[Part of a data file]
+++++

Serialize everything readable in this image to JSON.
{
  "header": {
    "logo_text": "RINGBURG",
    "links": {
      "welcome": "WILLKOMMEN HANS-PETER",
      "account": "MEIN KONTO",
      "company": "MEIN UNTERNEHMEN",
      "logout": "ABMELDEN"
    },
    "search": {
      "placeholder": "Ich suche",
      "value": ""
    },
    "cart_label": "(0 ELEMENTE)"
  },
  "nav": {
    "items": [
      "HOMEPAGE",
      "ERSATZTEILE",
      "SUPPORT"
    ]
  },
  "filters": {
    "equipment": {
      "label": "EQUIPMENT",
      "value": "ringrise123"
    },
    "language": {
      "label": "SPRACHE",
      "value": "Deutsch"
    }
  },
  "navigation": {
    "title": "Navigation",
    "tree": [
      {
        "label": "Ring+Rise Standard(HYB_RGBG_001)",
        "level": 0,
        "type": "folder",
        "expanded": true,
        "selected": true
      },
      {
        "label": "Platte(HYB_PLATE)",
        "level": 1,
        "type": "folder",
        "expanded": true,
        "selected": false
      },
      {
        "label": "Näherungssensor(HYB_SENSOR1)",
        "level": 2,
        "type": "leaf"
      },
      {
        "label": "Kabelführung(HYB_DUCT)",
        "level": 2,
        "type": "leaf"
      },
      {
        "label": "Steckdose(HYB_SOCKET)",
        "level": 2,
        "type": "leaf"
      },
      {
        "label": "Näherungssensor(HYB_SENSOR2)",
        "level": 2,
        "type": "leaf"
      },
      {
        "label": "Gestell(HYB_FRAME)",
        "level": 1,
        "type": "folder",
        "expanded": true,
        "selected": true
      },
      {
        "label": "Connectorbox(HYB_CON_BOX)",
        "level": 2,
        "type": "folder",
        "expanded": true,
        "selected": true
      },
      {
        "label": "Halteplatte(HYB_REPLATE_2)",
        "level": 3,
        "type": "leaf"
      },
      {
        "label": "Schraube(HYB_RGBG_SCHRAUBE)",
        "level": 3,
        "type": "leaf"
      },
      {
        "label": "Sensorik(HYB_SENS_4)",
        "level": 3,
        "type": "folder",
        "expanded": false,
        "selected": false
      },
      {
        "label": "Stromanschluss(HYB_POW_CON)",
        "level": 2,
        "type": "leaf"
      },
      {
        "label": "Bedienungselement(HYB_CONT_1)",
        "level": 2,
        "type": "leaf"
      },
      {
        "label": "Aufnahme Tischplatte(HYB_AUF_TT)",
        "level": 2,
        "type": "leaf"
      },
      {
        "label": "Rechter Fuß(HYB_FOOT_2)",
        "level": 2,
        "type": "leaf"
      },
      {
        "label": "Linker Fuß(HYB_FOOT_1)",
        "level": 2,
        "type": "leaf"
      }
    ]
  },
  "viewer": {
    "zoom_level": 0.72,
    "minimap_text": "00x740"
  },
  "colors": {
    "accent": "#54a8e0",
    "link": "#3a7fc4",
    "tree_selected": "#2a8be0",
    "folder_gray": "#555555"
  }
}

+++++

Requirement:
Reproduce each line from the records that contains the word "MEIN".

Task result:
      "account": "MEIN KONTO",
      "company": "MEIN UNTERNEHMEN",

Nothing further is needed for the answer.